*Task to complete:* Each entry has to be copied exactly, with nothing missed.

*Data listing:*
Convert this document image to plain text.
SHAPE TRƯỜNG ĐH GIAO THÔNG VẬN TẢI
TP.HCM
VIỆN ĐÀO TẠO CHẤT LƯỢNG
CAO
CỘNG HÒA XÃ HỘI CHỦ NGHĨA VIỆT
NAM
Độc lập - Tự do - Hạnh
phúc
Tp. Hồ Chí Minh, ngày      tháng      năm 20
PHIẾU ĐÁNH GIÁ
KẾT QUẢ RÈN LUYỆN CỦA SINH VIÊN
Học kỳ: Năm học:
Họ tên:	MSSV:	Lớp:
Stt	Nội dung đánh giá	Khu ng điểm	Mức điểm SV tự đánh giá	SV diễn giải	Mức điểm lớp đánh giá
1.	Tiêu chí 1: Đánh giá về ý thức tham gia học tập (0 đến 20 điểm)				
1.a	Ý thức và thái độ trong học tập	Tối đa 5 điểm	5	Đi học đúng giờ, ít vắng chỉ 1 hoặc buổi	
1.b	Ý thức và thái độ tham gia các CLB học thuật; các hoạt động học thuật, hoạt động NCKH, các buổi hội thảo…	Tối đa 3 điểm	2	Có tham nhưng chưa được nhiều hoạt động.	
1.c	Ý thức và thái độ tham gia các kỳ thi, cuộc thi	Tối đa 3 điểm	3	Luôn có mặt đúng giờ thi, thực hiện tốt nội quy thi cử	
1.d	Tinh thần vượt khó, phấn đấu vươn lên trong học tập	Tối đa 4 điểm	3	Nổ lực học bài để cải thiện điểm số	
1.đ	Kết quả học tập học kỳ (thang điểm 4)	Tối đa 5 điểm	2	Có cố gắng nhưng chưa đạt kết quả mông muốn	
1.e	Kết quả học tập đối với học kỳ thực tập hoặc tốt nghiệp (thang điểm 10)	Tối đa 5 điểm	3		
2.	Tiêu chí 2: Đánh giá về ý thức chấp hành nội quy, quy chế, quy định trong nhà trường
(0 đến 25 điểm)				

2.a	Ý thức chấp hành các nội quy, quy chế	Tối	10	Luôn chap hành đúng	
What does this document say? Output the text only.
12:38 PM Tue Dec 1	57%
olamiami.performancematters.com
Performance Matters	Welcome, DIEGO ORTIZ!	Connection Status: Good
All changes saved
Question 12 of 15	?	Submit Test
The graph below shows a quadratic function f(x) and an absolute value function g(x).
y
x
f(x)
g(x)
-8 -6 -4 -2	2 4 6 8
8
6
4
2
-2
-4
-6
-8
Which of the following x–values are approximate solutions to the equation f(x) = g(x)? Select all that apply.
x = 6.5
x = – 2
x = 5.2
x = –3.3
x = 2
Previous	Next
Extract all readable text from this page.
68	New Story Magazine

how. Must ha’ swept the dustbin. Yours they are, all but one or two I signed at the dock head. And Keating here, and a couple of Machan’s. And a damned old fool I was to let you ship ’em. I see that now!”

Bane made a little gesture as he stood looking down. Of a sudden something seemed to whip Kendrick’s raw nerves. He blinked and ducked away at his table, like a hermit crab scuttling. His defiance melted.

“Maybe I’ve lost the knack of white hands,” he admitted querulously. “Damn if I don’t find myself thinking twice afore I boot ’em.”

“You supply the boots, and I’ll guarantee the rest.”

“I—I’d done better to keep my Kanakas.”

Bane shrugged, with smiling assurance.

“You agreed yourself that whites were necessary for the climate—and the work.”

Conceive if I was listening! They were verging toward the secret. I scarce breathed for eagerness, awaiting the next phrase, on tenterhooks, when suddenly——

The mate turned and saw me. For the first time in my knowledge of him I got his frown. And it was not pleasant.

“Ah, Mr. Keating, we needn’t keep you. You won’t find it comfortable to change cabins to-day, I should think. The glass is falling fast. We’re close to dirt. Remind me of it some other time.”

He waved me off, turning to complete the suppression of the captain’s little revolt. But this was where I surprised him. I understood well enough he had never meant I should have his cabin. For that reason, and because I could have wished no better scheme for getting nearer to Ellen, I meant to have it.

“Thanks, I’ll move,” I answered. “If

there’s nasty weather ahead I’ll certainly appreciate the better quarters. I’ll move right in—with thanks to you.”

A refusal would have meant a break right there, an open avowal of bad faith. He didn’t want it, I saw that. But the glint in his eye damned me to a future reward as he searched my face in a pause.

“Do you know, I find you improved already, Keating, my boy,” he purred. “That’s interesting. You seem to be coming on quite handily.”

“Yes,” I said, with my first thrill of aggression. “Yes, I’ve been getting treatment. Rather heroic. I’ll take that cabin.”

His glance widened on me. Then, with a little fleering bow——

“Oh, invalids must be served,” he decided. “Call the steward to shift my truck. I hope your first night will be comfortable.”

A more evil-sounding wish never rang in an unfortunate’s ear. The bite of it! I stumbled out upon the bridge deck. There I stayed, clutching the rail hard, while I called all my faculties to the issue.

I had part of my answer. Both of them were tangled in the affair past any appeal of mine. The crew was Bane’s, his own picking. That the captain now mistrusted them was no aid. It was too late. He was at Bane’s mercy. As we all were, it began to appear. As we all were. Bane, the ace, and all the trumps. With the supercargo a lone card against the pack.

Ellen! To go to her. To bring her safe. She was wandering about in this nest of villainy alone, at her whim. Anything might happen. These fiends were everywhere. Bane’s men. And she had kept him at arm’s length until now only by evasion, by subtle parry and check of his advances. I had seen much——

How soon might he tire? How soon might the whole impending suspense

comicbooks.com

*Response to this task:*
Convert this document image to plain text.
SHAPE TRƯỜNG ĐH GIAO THÔNG VẬN TẢI
TP.HCM
VIỆN ĐÀO TẠO CHẤT LƯỢNG
CAO
CỘNG HÒA XÃ HỘI CHỦ NGHĨA VIỆT
NAM
Độc lập - Tự do - Hạnh
phúc
Tp. Hồ Chí Minh, ngày      tháng      năm 20
PHIẾU ĐÁNH GIÁ
KẾT QUẢ RÈN LUYỆN CỦA SINH VIÊN
Học kỳ: Năm học:
Họ tên:	MSSV:	Lớp:
Stt	Nội dung đánh giá	Khu ng điểm	Mức điểm SV tự đánh giá	SV diễn giải	Mức điểm lớp đánh giá
1.	Tiêu chí 1: Đánh giá về ý thức tham gia học tập (0 đến 20 điểm)				
1.a	Ý thức và thái độ trong học tập	Tối đa 5 điểm	5	Đi học đúng giờ, ít vắng chỉ 1 hoặc buổi	
1.b	Ý thức và thái độ tham gia các CLB học thuật; các hoạt động học thuật, hoạt động NCKH, các buổi hội thảo…	Tối đa 3 điểm	2	Có tham nhưng chưa được nhiều hoạt động.	
1.c	Ý thức và thái độ tham gia các kỳ thi, cuộc thi	Tối đa 3 điểm	3	Luôn có mặt đúng giờ thi, thực hiện tốt nội quy thi cử	
1.d	Tinh thần vượt khó, phấn đấu vươn lên trong học tập	Tối đa 4 điểm	3	Nổ lực học bài để cải thiện điểm số	
1.đ	Kết quả học tập học kỳ (thang điểm 4)	Tối đa 5 điểm	2	Có cố gắng nhưng chưa đạt kết quả mông muốn	
1.e	Kết quả học tập đối với học kỳ thực tập hoặc tốt nghiệp (thang điểm 10)	Tối đa 5 điểm	3		
2.	Tiêu chí 2: Đánh giá về ý thức chấp hành nội quy, quy chế, quy định trong nhà trường
(0 đến 25 điểm)				

2.a	Ý thức chấp hành các nội quy, quy chế	Tối	10	Luôn chap hành đúng	
What does this document say? Output the text only.
12:38 PM Tue Dec 1	57%
olamiami.performancematters.com
Performance Matters	Welcome, DIEGO ORTIZ!	Connection Status: Good
All changes saved
Question 12 of 15	?	Submit Test
The graph below shows a quadratic function f(x) and an absolute value function g(x).
y
x
f(x)
g(x)
-8 -6 -4 -2	2 4 6 8
8
6
4
2
-2
-4
-6
-8
Which of the following x–values are approximate solutions to the equation f(x) = g(x)? Select all that apply.
x = 6.5
x = – 2
x = 5.2
x = –3.3
x = 2
Previous	Next
Extract all readable text from this page.
68	New Story Magazine

how. Must ha’ swept the dustbin. Yours they are, all but one or two I signed at the dock head. And Keating here, and a couple of Machan’s. And a damned old fool I was to let you ship ’em. I see that now!”

Bane made a little gesture as he stood looking down. Of a sudden something seemed to whip Kendrick’s raw nerves. He blinked and ducked away at his table, like a hermit crab scuttling. His defiance melted.

“Maybe I’ve lost the knack of white hands,” he admitted querulously. “Damn if I don’t find myself thinking twice afore I boot ’em.”

“You supply the boots, and I’ll guarantee the rest.”

“I—I’d done better to keep my Kanakas.”

Bane shrugged, with smiling assurance.

“You agreed yourself that whites were necessary for the climate—and the work.”

Conceive if I was listening! They were verging toward the secret. I scarce breathed for eagerness, awaiting the next phrase, on tenterhooks, when suddenly——

The mate turned and saw me. For the first time in my knowledge of him I got his frown. And it was not pleasant.

“Ah, Mr. Keating, we needn’t keep you. You won’t find it comfortable to change cabins to-day, I should think. The glass is falling fast. We’re close to dirt. Remind me of it some other time.”

He waved me off, turning to complete the suppression of the captain’s little revolt. But this was where I surprised him. I understood well enough he had never meant I should have his cabin. For that reason, and because I could have wished no better scheme for getting nearer to Ellen, I meant to have it.

“Thanks, I’ll move,” I answered. “If

there’s nasty weather ahead I’ll certainly appreciate the better quarters. I’ll move right in—with thanks to you.”

A refusal would have meant a break right there, an open avowal of bad faith. He didn’t want it, I saw that. But the glint in his eye damned me to a future reward as he searched my face in a pause.

“Do you know, I find you improved already, Keating, my boy,” he purred. “That’s interesting. You seem to be coming on quite handily.”

“Yes,” I said, with my first thrill of aggression. “Yes, I’ve been getting treatment. Rather heroic. I’ll take that cabin.”

His glance widened on me. Then, with a little fleering bow——

“Oh, invalids must be served,” he decided. “Call the steward to shift my truck. I hope your first night will be comfortable.”

A more evil-sounding wish never rang in an unfortunate’s ear. The bite of it! I stumbled out upon the bridge deck. There I stayed, clutching the rail hard, while I called all my faculties to the issue.

I had part of my answer. Both of them were tangled in the affair past any appeal of mine. The crew was Bane’s, his own picking. That the captain now mistrusted them was no aid. It was too late. He was at Bane’s mercy. As we all were, it began to appear. As we all were. Bane, the ace, and all the trumps. With the supercargo a lone card against the pack.

Ellen! To go to her. To bring her safe. She was wandering about in this nest of villainy alone, at her whim. Anything might happen. These fiends were everywhere. Bane’s men. And she had kept him at arm’s length until now only by evasion, by subtle parry and check of his advances. I had seen much——

How soon might he tire? How soon might the whole impending suspense

comicbooks.com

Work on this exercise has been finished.